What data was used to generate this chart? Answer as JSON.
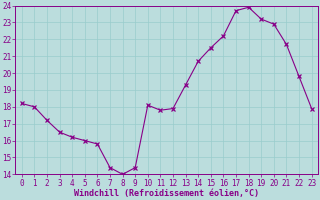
{
  "x": [
    0,
    1,
    2,
    3,
    4,
    5,
    6,
    7,
    8,
    9,
    10,
    11,
    12,
    13,
    14,
    15,
    16,
    17,
    18,
    19,
    20,
    21,
    22,
    23
  ],
  "y": [
    18.2,
    18.0,
    17.2,
    16.5,
    16.2,
    16.0,
    15.8,
    14.4,
    14.0,
    14.4,
    18.1,
    17.8,
    17.9,
    19.3,
    20.7,
    21.5,
    22.2,
    23.7,
    23.9,
    23.2,
    22.9,
    21.7,
    19.8,
    17.9
  ],
  "line_color": "#880088",
  "marker": "x",
  "marker_color": "#880088",
  "bg_color": "#BBDDDD",
  "grid_color": "#99CCCC",
  "xlabel": "Windchill (Refroidissement éolien,°C)",
  "xlabel_color": "#880088",
  "tick_color": "#880088",
  "ylim": [
    14,
    24
  ],
  "yticks": [
    14,
    15,
    16,
    17,
    18,
    19,
    20,
    21,
    22,
    23,
    24
  ],
  "xticks": [
    0,
    1,
    2,
    3,
    4,
    5,
    6,
    7,
    8,
    9,
    10,
    11,
    12,
    13,
    14,
    15,
    16,
    17,
    18,
    19,
    20,
    21,
    22,
    23
  ],
  "axis_line_color": "#880088",
  "font_size": 5.5,
  "xlabel_font_size": 6.0,
  "figsize": [
    3.2,
    2.0
  ],
  "dpi": 100
}
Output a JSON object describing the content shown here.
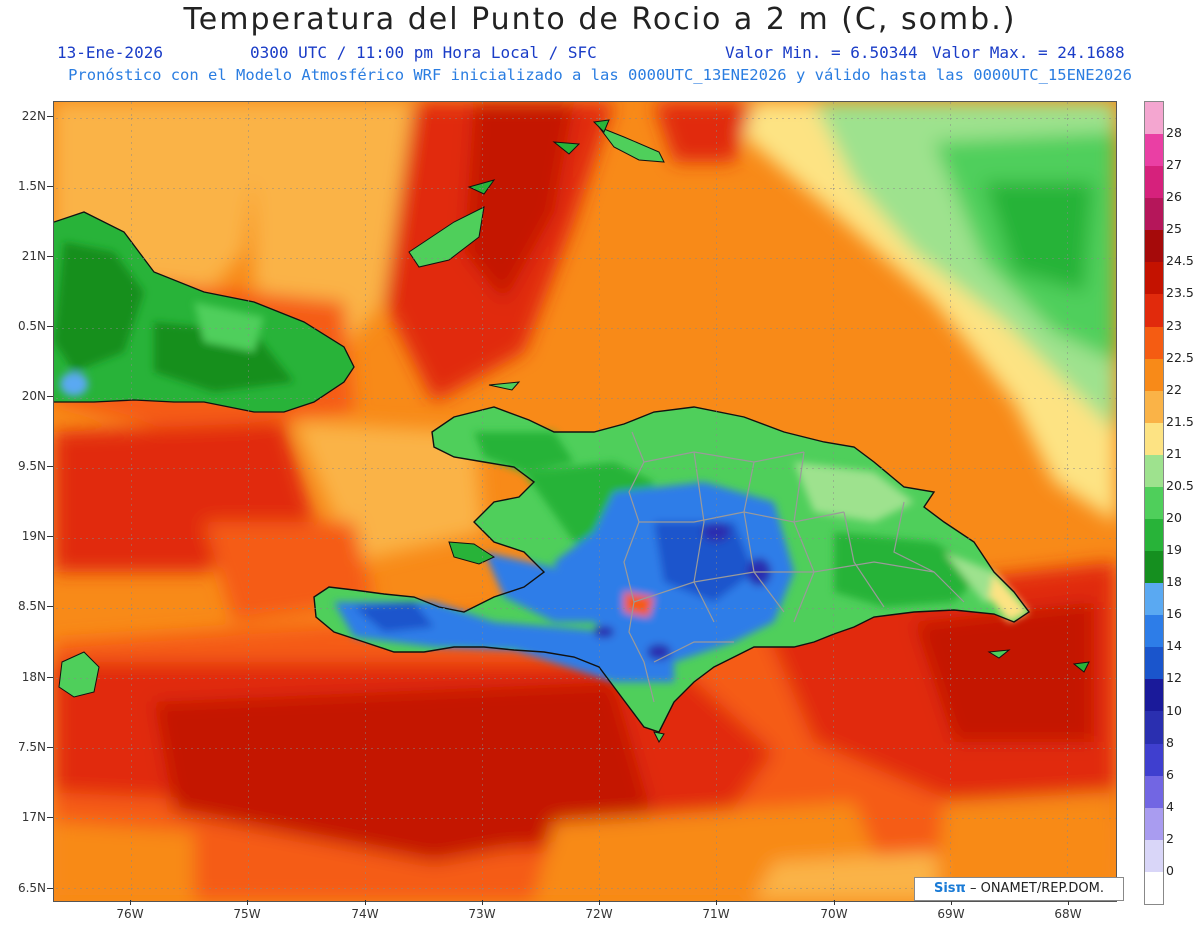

_Written problem:_ Write out the whole listing exactly, and drop the pictures.

_Expected output:_
What data was used to generate this chart? Answer as JSON.
{
  "x": [
    0,
    1,
    2,
    3,
    4,
    5,
    6,
    7,
    8,
    9,
    10,
    11,
    12,
    13,
    14,
    15,
    16,
    17,
    18,
    19,
    20,
    21,
    22,
    23
  ],
  "y": [
    18.2,
    18.0,
    17.2,
    16.5,
    16.2,
    16.0,
    15.8,
    14.4,
    14.0,
    14.4,
    18.1,
    17.8,
    17.9,
    19.3,
    20.7,
    21.5,
    22.2,
    23.7,
    23.9,
    23.2,
    22.9,
    21.7,
    19.8,
    17.9
  ],
  "line_color": "#880088",
  "marker": "x",
  "marker_color": "#880088",
  "bg_color": "#BBDDDD",
  "grid_color": "#99CCCC",
  "xlabel": "Windchill (Refroidissement éolien,°C)",
  "xlabel_color": "#880088",
  "tick_color": "#880088",
  "ylim": [
    14,
    24
  ],
  "yticks": [
    14,
    15,
    16,
    17,
    18,
    19,
    20,
    21,
    22,
    23,
    24
  ],
  "xticks": [
    0,
    1,
    2,
    3,
    4,
    5,
    6,
    7,
    8,
    9,
    10,
    11,
    12,
    13,
    14,
    15,
    16,
    17,
    18,
    19,
    20,
    21,
    22,
    23
  ],
  "axis_line_color": "#880088",
  "font_size": 5.5,
  "xlabel_font_size": 6.0,
  "figsize": [
    3.2,
    2.0
  ],
  "dpi": 100
}
Output a JSON object describing the content shown here.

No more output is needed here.